Exercise goal
Quote all of the entries word for word.
* * * * * * *
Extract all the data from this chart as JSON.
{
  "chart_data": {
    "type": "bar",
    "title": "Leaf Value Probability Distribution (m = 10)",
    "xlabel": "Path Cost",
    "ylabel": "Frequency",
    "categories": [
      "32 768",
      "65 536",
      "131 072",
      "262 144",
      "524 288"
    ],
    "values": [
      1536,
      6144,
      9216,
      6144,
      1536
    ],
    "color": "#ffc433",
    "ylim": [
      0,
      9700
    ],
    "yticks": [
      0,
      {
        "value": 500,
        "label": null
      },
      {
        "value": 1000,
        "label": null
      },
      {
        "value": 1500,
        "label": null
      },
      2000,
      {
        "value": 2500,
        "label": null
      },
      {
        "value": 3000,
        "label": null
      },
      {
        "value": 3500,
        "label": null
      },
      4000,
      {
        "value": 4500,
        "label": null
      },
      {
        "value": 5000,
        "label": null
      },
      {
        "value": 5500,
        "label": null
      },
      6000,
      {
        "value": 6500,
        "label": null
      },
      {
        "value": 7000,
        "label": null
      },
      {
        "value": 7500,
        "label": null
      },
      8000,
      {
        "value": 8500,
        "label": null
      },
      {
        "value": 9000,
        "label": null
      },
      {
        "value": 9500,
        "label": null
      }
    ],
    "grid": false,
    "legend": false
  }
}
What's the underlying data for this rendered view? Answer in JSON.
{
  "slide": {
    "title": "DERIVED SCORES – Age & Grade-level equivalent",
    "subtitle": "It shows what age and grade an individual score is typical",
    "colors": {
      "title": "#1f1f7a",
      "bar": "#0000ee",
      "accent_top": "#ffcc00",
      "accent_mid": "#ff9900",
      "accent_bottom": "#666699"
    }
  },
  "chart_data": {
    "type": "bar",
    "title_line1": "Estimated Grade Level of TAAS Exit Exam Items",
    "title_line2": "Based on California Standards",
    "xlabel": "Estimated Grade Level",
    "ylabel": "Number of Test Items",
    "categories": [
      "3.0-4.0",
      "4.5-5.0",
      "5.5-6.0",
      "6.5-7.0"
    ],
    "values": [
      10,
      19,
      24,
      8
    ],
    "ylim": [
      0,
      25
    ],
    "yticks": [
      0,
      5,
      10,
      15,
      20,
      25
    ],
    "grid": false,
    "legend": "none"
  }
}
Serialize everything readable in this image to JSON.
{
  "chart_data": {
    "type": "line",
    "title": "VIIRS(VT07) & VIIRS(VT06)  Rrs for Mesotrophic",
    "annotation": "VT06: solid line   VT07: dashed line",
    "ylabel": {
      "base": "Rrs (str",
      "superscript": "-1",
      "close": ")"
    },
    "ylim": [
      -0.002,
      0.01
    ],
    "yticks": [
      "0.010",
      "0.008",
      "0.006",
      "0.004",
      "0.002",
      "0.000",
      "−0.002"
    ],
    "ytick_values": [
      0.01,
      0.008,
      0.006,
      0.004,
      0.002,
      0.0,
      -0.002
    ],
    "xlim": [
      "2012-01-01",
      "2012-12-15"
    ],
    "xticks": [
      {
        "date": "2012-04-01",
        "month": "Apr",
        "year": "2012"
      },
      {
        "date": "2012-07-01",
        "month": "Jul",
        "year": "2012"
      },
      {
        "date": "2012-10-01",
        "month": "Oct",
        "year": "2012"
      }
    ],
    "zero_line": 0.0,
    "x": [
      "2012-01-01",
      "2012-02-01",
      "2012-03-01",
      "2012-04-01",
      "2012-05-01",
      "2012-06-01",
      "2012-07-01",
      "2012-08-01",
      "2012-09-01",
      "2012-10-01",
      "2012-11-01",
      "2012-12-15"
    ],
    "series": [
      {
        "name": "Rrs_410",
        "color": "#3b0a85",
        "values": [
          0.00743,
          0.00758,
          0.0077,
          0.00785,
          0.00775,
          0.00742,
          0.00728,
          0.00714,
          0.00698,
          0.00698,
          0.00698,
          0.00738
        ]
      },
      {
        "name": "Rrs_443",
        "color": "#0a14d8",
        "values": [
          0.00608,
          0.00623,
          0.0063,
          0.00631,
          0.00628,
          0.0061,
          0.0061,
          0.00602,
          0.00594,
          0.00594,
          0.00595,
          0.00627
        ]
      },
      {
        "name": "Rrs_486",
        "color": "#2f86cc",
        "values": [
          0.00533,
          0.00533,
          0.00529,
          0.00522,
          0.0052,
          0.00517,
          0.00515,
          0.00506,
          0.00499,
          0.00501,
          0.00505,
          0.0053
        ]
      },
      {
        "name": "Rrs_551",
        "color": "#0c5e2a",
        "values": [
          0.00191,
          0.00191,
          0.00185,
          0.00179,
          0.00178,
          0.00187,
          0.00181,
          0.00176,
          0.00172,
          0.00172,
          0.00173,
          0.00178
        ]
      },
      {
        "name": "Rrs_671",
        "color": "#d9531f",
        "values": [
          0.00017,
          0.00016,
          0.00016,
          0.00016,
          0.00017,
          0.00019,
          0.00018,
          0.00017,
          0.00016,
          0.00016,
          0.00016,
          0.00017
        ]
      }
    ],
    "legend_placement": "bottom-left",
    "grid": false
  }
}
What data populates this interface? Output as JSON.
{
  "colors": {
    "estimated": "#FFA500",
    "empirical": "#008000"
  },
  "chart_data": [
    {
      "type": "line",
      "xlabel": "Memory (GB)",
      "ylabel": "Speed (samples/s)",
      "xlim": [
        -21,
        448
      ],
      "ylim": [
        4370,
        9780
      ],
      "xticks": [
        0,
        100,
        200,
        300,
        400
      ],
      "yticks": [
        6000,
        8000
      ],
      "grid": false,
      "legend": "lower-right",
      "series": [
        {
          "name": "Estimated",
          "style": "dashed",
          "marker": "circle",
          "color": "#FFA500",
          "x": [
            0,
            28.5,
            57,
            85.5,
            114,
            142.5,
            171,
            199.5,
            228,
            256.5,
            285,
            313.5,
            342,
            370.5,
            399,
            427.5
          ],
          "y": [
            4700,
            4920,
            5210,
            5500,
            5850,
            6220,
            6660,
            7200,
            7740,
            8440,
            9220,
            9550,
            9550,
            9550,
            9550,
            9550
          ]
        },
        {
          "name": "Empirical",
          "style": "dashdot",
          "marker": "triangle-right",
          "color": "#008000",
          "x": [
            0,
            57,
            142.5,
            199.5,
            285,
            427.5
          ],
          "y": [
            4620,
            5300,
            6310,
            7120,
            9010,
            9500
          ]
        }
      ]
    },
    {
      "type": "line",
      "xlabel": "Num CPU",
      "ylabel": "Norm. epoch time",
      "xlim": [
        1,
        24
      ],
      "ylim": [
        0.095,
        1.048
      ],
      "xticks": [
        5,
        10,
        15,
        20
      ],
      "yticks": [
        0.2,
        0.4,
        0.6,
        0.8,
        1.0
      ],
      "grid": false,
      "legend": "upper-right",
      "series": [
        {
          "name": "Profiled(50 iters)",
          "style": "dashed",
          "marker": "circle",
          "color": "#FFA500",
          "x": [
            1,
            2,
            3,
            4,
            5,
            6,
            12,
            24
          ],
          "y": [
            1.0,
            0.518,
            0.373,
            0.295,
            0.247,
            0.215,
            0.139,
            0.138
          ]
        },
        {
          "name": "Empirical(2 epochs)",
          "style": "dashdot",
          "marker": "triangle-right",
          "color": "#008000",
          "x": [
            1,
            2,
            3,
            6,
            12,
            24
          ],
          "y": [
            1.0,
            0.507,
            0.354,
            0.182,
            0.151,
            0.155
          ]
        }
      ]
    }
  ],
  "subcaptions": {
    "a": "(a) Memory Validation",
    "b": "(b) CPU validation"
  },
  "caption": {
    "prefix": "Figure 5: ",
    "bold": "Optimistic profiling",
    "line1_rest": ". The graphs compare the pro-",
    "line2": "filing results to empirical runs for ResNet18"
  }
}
* * * * * * *
Response for this exercise
Extract all the data from this chart as JSON.
{
  "chart_data": {
    "type": "bar",
    "title": "Leaf Value Probability Distribution (m = 10)",
    "xlabel": "Path Cost",
    "ylabel": "Frequency",
    "categories": [
      "32 768",
      "65 536",
      "131 072",
      "262 144",
      "524 288"
    ],
    "values": [
      1536,
      6144,
      9216,
      6144,
      1536
    ],
    "color": "#ffc433",
    "ylim": [
      0,
      9700
    ],
    "yticks": [
      0,
      {
        "value": 500,
        "label": null
      },
      {
        "value": 1000,
        "label": null
      },
      {
        "value": 1500,
        "label": null
      },
      2000,
      {
        "value": 2500,
        "label": null
      },
      {
        "value": 3000,
        "label": null
      },
      {
        "value": 3500,
        "label": null
      },
      4000,
      {
        "value": 4500,
        "label": null
      },
      {
        "value": 5000,
        "label": null
      },
      {
        "value": 5500,
        "label": null
      },
      6000,
      {
        "value": 6500,
        "label": null
      },
      {
        "value": 7000,
        "label": null
      },
      {
        "value": 7500,
        "label": null
      },
      8000,
      {
        "value": 8500,
        "label": null
      },
      {
        "value": 9000,
        "label": null
      },
      {
        "value": 9500,
        "label": null
      }
    ],
    "grid": false,
    "legend": false
  }
}
What's the underlying data for this rendered view? Answer in JSON.
{
  "slide": {
    "title": "DERIVED SCORES – Age & Grade-level equivalent",
    "subtitle": "It shows what age and grade an individual score is typical",
    "colors": {
      "title": "#1f1f7a",
      "bar": "#0000ee",
      "accent_top": "#ffcc00",
      "accent_mid": "#ff9900",
      "accent_bottom": "#666699"
    }
  },
  "chart_data": {
    "type": "bar",
    "title_line1": "Estimated Grade Level of TAAS Exit Exam Items",
    "title_line2": "Based on California Standards",
    "xlabel": "Estimated Grade Level",
    "ylabel": "Number of Test Items",
    "categories": [
      "3.0-4.0",
      "4.5-5.0",
      "5.5-6.0",
      "6.5-7.0"
    ],
    "values": [
      10,
      19,
      24,
      8
    ],
    "ylim": [
      0,
      25
    ],
    "yticks": [
      0,
      5,
      10,
      15,
      20,
      25
    ],
    "grid": false,
    "legend": "none"
  }
}
Serialize everything readable in this image to JSON.
{
  "chart_data": {
    "type": "line",
    "title": "VIIRS(VT07) & VIIRS(VT06)  Rrs for Mesotrophic",
    "annotation": "VT06: solid line   VT07: dashed line",
    "ylabel": {
      "base": "Rrs (str",
      "superscript": "-1",
      "close": ")"
    },
    "ylim": [
      -0.002,
      0.01
    ],
    "yticks": [
      "0.010",
      "0.008",
      "0.006",
      "0.004",
      "0.002",
      "0.000",
      "−0.002"
    ],
    "ytick_values": [
      0.01,
      0.008,
      0.006,
      0.004,
      0.002,
      0.0,
      -0.002
    ],
    "xlim": [
      "2012-01-01",
      "2012-12-15"
    ],
    "xticks": [
      {
        "date": "2012-04-01",
        "month": "Apr",
        "year": "2012"
      },
      {
        "date": "2012-07-01",
        "month": "Jul",
        "year": "2012"
      },
      {
        "date": "2012-10-01",
        "month": "Oct",
        "year": "2012"
      }
    ],
    "zero_line": 0.0,
    "x": [
      "2012-01-01",
      "2012-02-01",
      "2012-03-01",
      "2012-04-01",
      "2012-05-01",
      "2012-06-01",
      "2012-07-01",
      "2012-08-01",
      "2012-09-01",
      "2012-10-01",
      "2012-11-01",
      "2012-12-15"
    ],
    "series": [
      {
        "name": "Rrs_410",
        "color": "#3b0a85",
        "values": [
          0.00743,
          0.00758,
          0.0077,
          0.00785,
          0.00775,
          0.00742,
          0.00728,
          0.00714,
          0.00698,
          0.00698,
          0.00698,
          0.00738
        ]
      },
      {
        "name": "Rrs_443",
        "color": "#0a14d8",
        "values": [
          0.00608,
          0.00623,
          0.0063,
          0.00631,
          0.00628,
          0.0061,
          0.0061,
          0.00602,
          0.00594,
          0.00594,
          0.00595,
          0.00627
        ]
      },
      {
        "name": "Rrs_486",
        "color": "#2f86cc",
        "values": [
          0.00533,
          0.00533,
          0.00529,
          0.00522,
          0.0052,
          0.00517,
          0.00515,
          0.00506,
          0.00499,
          0.00501,
          0.00505,
          0.0053
        ]
      },
      {
        "name": "Rrs_551",
        "color": "#0c5e2a",
        "values": [
          0.00191,
          0.00191,
          0.00185,
          0.00179,
          0.00178,
          0.00187,
          0.00181,
          0.00176,
          0.00172,
          0.00172,
          0.00173,
          0.00178
        ]
      },
      {
        "name": "Rrs_671",
        "color": "#d9531f",
        "values": [
          0.00017,
          0.00016,
          0.00016,
          0.00016,
          0.00017,
          0.00019,
          0.00018,
          0.00017,
          0.00016,
          0.00016,
          0.00016,
          0.00017
        ]
      }
    ],
    "legend_placement": "bottom-left",
    "grid": false
  }
}
What data populates this interface? Output as JSON.
{
  "colors": {
    "estimated": "#FFA500",
    "empirical": "#008000"
  },
  "chart_data": [
    {
      "type": "line",
      "xlabel": "Memory (GB)",
      "ylabel": "Speed (samples/s)",
      "xlim": [
        -21,
        448
      ],
      "ylim": [
        4370,
        9780
      ],
      "xticks": [
        0,
        100,
        200,
        300,
        400
      ],
      "yticks": [
        6000,
        8000
      ],
      "grid": false,
      "legend": "lower-right",
      "series": [
        {
          "name": "Estimated",
          "style": "dashed",
          "marker": "circle",
          "color": "#FFA500",
          "x": [
            0,
            28.5,
            57,
            85.5,
            114,
            142.5,
            171,
            199.5,
            228,
            256.5,
            285,
            313.5,
            342,
            370.5,
            399,
            427.5
          ],
          "y": [
            4700,
            4920,
            5210,
            5500,
            5850,
            6220,
            6660,
            7200,
            7740,
            8440,
            9220,
            9550,
            9550,
            9550,
            9550,
            9550
          ]
        },
        {
          "name": "Empirical",
          "style": "dashdot",
          "marker": "triangle-right",
          "color": "#008000",
          "x": [
            0,
            57,
            142.5,
            199.5,
            285,
            427.5
          ],
          "y": [
            4620,
            5300,
            6310,
            7120,
            9010,
            9500
          ]
        }
      ]
    },
    {
      "type": "line",
      "xlabel": "Num CPU",
      "ylabel": "Norm. epoch time",
      "xlim": [
        1,
        24
      ],
      "ylim": [
        0.095,
        1.048
      ],
      "xticks": [
        5,
        10,
        15,
        20
      ],
      "yticks": [
        0.2,
        0.4,
        0.6,
        0.8,
        1.0
      ],
      "grid": false,
      "legend": "upper-right",
      "series": [
        {
          "name": "Profiled(50 iters)",
          "style": "dashed",
          "marker": "circle",
          "color": "#FFA500",
          "x": [
            1,
            2,
            3,
            4,
            5,
            6,
            12,
            24
          ],
          "y": [
            1.0,
            0.518,
            0.373,
            0.295,
            0.247,
            0.215,
            0.139,
            0.138
          ]
        },
        {
          "name": "Empirical(2 epochs)",
          "style": "dashdot",
          "marker": "triangle-right",
          "color": "#008000",
          "x": [
            1,
            2,
            3,
            6,
            12,
            24
          ],
          "y": [
            1.0,
            0.507,
            0.354,
            0.182,
            0.151,
            0.155
          ]
        }
      ]
    }
  ],
  "subcaptions": {
    "a": "(a) Memory Validation",
    "b": "(b) CPU validation"
  },
  "caption": {
    "prefix": "Figure 5: ",
    "bold": "Optimistic profiling",
    "line1_rest": ". The graphs compare the pro-",
    "line2": "filing results to empirical runs for ResNet18"
  }
}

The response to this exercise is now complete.